The records below must be copied in full; omit the images.
————————
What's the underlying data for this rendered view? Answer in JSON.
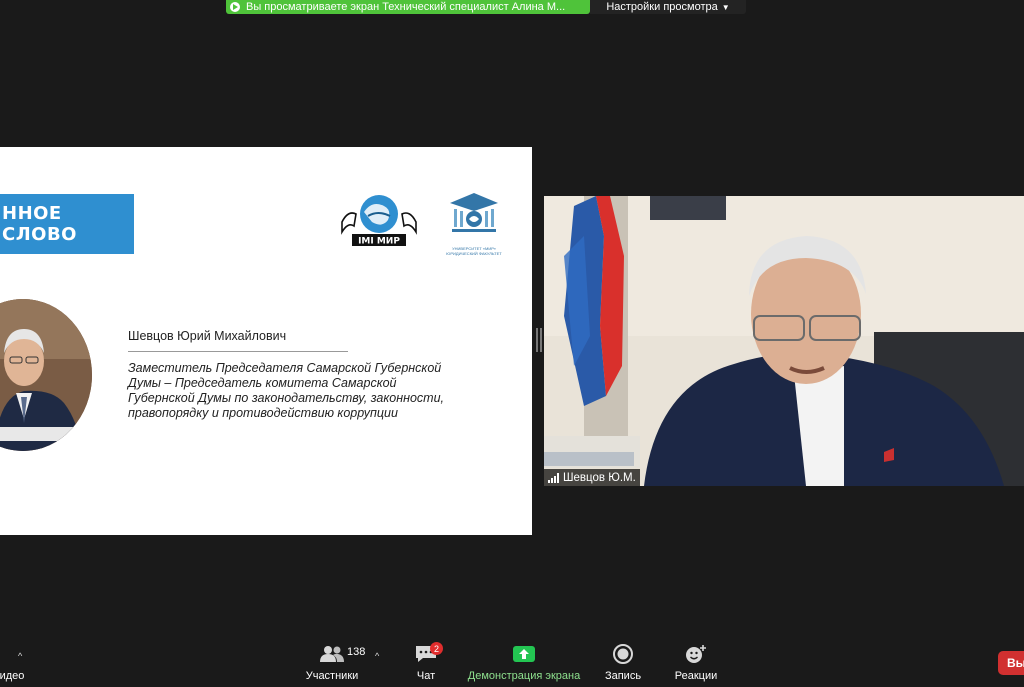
{
  "banner": {
    "sharing_text": "Вы просматриваете экран Технический специалист Алина М...",
    "view_options_label": "Настройки просмотра"
  },
  "slide": {
    "banner_text": "ННОЕ СЛОВО",
    "logo_mir_text": "IMI МИР",
    "logo_univ_caption": "УНИВЕРСИТЕТ «МИР» ЮРИДИЧЕСКИЙ ФАКУЛЬТЕТ",
    "person_name": "Шевцов Юрий Михайлович",
    "person_role": "Заместитель Председателя Самарской Губернской Думы – Председатель комитета Самарской Губернской Думы по законодательству, законности, правопорядку и противодействию коррупции"
  },
  "video": {
    "participant_name": "Шевцов Ю.М."
  },
  "toolbar": {
    "video_label": "идео",
    "participants_label": "Участники",
    "participants_count": "138",
    "chat_label": "Чат",
    "chat_badge": "2",
    "share_label": "Демонстрация экрана",
    "record_label": "Запись",
    "reactions_label": "Реакции",
    "exit_label": "Вы"
  },
  "colors": {
    "banner_green": "#4fc33a",
    "slide_banner_blue": "#2f8fd0",
    "share_icon_green": "#23c552",
    "exit_red": "#d13030"
  }
}
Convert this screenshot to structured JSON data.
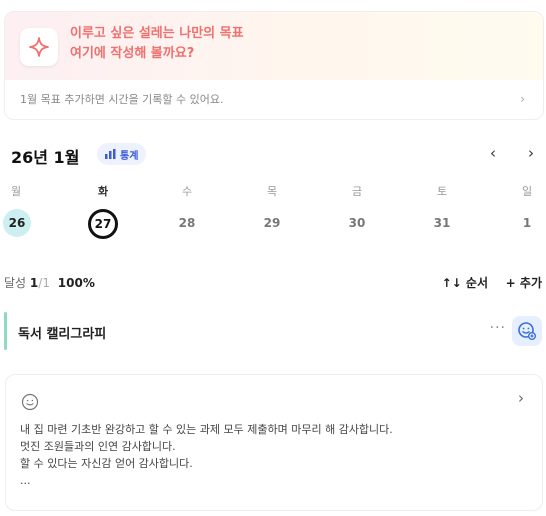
{
  "goal": {
    "title_line1": "이루고 싶은 설레는 나만의 목표",
    "title_line2": "여기에 작성해 볼까요?",
    "subtitle": "1월 목표  추가하면 시간을 기록할 수 있어요.",
    "arrow": "›",
    "icon": "sparkle-icon",
    "accent_color": "#f0706e"
  },
  "calendar": {
    "month_label": "26년 1월",
    "stats_label": "통계",
    "prev": "‹",
    "next": "›",
    "weekdays": [
      "월",
      "화",
      "수",
      "목",
      "금",
      "토",
      "일"
    ],
    "dates": [
      "26",
      "27",
      "28",
      "29",
      "30",
      "31",
      "1"
    ],
    "completed_index": 0,
    "today_index": 1
  },
  "progress": {
    "label": "달성",
    "count": "1",
    "total": "/1",
    "percent": "100%",
    "order_label": "↑↓ 순서",
    "add_label": "+ 추가"
  },
  "habit": {
    "name": "독서 캘리그라피",
    "more": "···",
    "color": "#8fd9c5"
  },
  "note": {
    "arrow": "›",
    "lines": [
      "내 집 마련 기초반 완강하고 할 수 있는 과제 모두 제출하며 마무리 해 감사합니다.",
      "멋진 조원들과의 인연 감사합니다.",
      "할 수 있다는 자신감 얻어 감사합니다.",
      "..."
    ]
  }
}
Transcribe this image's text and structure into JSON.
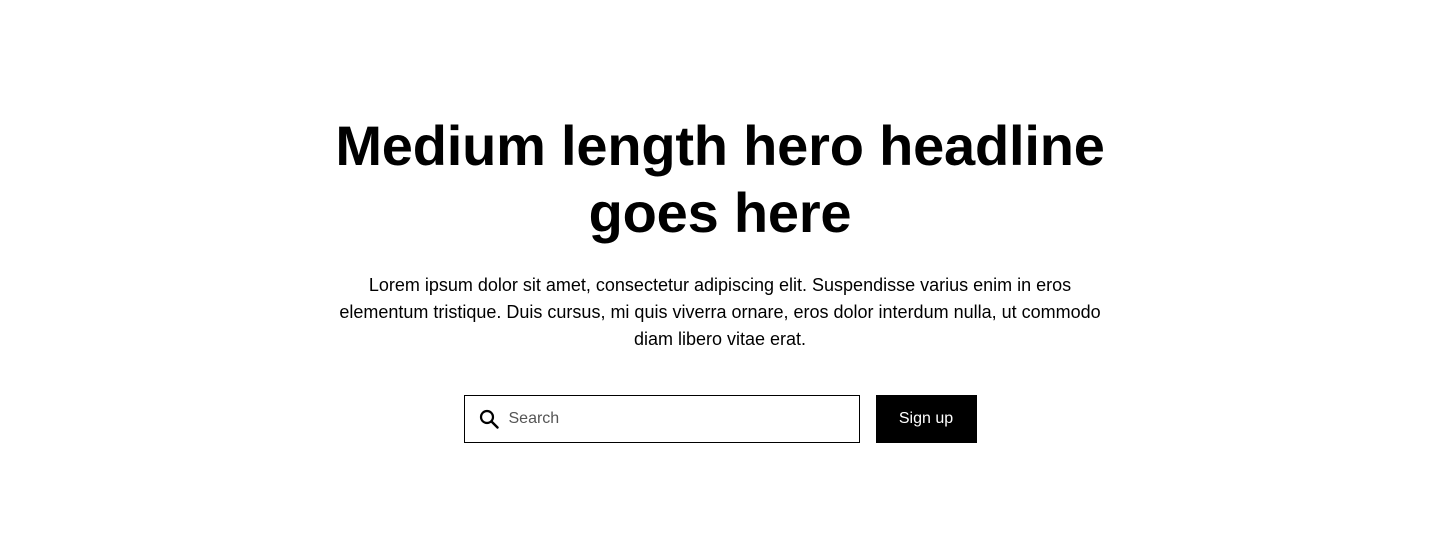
{
  "hero": {
    "headline": "Medium length hero headline goes here",
    "subtext": "Lorem ipsum dolor sit amet, consectetur adipiscing elit. Suspendisse varius enim in eros elementum tristique. Duis cursus, mi quis viverra ornare, eros dolor interdum nulla, ut commodo diam libero vitae erat."
  },
  "form": {
    "search_icon": "search-icon",
    "search_placeholder": "Search",
    "search_value": "",
    "signup_label": "Sign up"
  },
  "colors": {
    "background": "#ffffff",
    "text": "#000000",
    "button_bg": "#000000",
    "button_text": "#ffffff"
  }
}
————————
_TASK ANSWER_:
What's the underlying data for this rendered view? Answer in JSON.
{
  "banner": {
    "sharing_text": "Вы просматриваете экран Технический специалист Алина М...",
    "view_options_label": "Настройки просмотра"
  },
  "slide": {
    "banner_text": "ННОЕ СЛОВО",
    "logo_mir_text": "IMI МИР",
    "logo_univ_caption": "УНИВЕРСИТЕТ «МИР» ЮРИДИЧЕСКИЙ ФАКУЛЬТЕТ",
    "person_name": "Шевцов Юрий Михайлович",
    "person_role": "Заместитель Председателя Самарской Губернской Думы – Председатель комитета Самарской Губернской Думы по законодательству, законности, правопорядку и противодействию коррупции"
  },
  "video": {
    "participant_name": "Шевцов Ю.М."
  },
  "toolbar": {
    "video_label": "идео",
    "participants_label": "Участники",
    "participants_count": "138",
    "chat_label": "Чат",
    "chat_badge": "2",
    "share_label": "Демонстрация экрана",
    "record_label": "Запись",
    "reactions_label": "Реакции",
    "exit_label": "Вы"
  },
  "colors": {
    "banner_green": "#4fc33a",
    "slide_banner_blue": "#2f8fd0",
    "share_icon_green": "#23c552",
    "exit_red": "#d13030"
  }
}
Convert this screenshot to structured JSON data.
{
  "goal": {
    "title_line1": "이루고 싶은 설레는 나만의 목표",
    "title_line2": "여기에 작성해 볼까요?",
    "subtitle": "1월 목표  추가하면 시간을 기록할 수 있어요.",
    "arrow": "›",
    "icon": "sparkle-icon",
    "accent_color": "#f0706e"
  },
  "calendar": {
    "month_label": "26년 1월",
    "stats_label": "통계",
    "prev": "‹",
    "next": "›",
    "weekdays": [
      "월",
      "화",
      "수",
      "목",
      "금",
      "토",
      "일"
    ],
    "dates": [
      "26",
      "27",
      "28",
      "29",
      "30",
      "31",
      "1"
    ],
    "completed_index": 0,
    "today_index": 1
  },
  "progress": {
    "label": "달성",
    "count": "1",
    "total": "/1",
    "percent": "100%",
    "order_label": "↑↓ 순서",
    "add_label": "+ 추가"
  },
  "habit": {
    "name": "독서 캘리그라피",
    "more": "···",
    "color": "#8fd9c5"
  },
  "note": {
    "arrow": "›",
    "lines": [
      "내 집 마련 기초반 완강하고 할 수 있는 과제 모두 제출하며 마무리 해 감사합니다.",
      "멋진 조원들과의 인연 감사합니다.",
      "할 수 있다는 자신감 얻어 감사합니다.",
      "..."
    ]
  }
}
Transcribe this image's text and structure into JSON.
{
  "hero": {
    "headline": "Medium length hero headline goes here",
    "subtext": "Lorem ipsum dolor sit amet, consectetur adipiscing elit. Suspendisse varius enim in eros elementum tristique. Duis cursus, mi quis viverra ornare, eros dolor interdum nulla, ut commodo diam libero vitae erat."
  },
  "form": {
    "search_icon": "search-icon",
    "search_placeholder": "Search",
    "search_value": "",
    "signup_label": "Sign up"
  },
  "colors": {
    "background": "#ffffff",
    "text": "#000000",
    "button_bg": "#000000",
    "button_text": "#ffffff"
  }
}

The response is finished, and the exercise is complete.